> Data listing:
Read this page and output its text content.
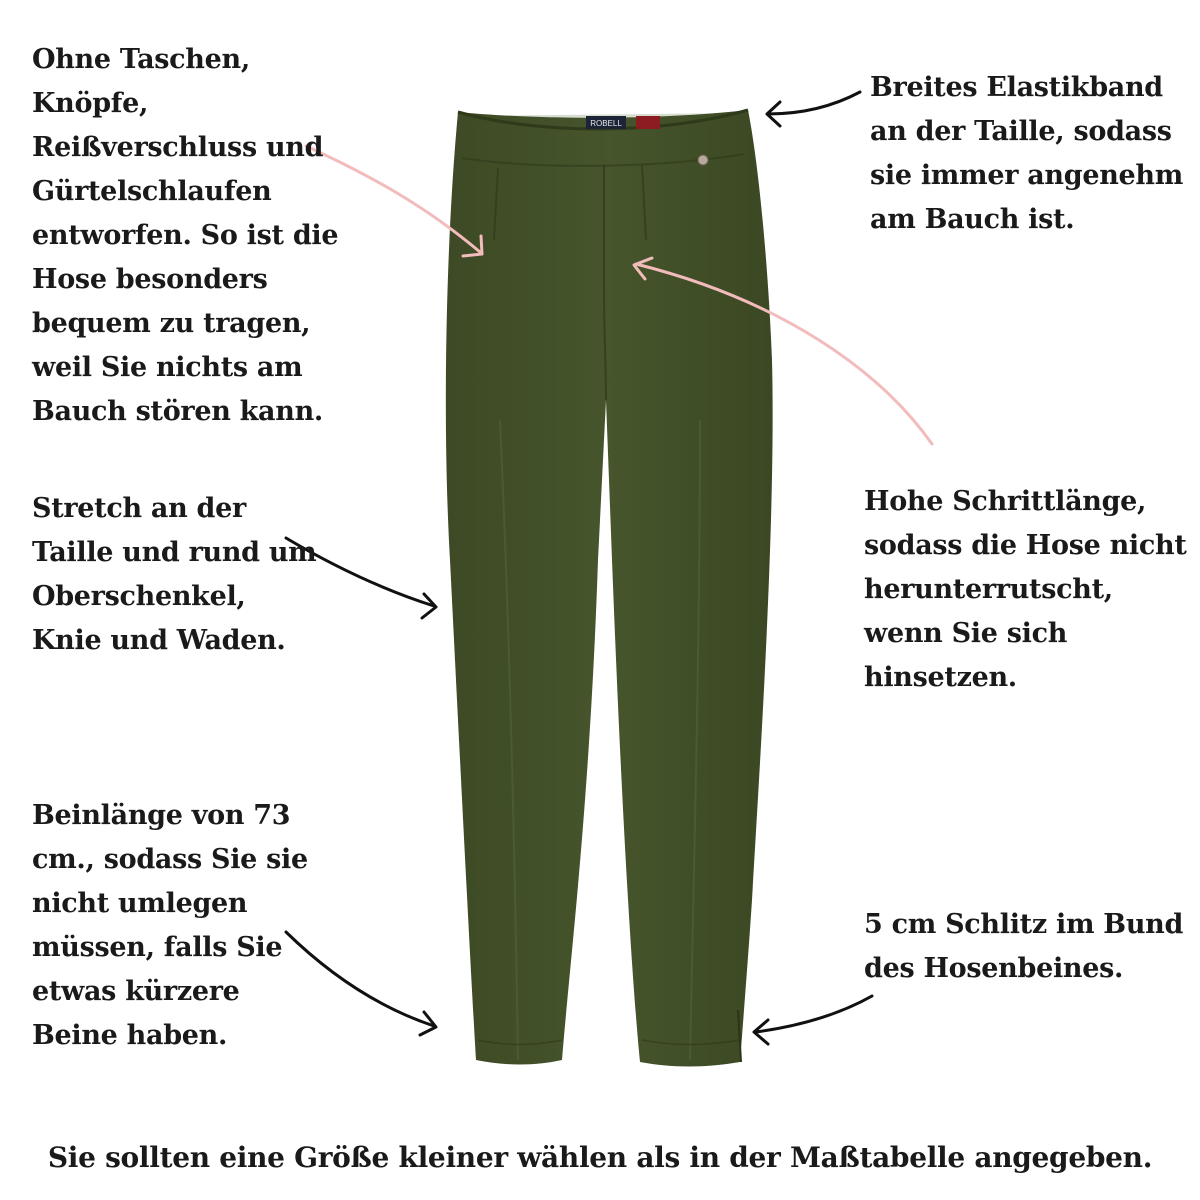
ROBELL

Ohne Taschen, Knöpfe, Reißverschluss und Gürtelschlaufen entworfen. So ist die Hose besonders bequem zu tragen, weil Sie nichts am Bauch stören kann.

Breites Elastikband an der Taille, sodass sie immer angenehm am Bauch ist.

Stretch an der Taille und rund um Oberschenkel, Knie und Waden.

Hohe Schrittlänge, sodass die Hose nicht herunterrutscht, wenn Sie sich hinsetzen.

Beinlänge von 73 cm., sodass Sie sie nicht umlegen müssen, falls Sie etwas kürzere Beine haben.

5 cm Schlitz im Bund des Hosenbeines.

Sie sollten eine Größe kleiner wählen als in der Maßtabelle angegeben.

> Stated problem:
Scan the entries above for the word "Bauch" and collect each line holding it.

> Worked answer:
Ohne Taschen, Knöpfe, Reißverschluss und Gürtelschlaufen entworfen. So ist die Hose besonders bequem zu tragen, weil Sie nichts am Bauch stören kann.
Breites Elastikband an der Taille, sodass sie immer angenehm am Bauch ist.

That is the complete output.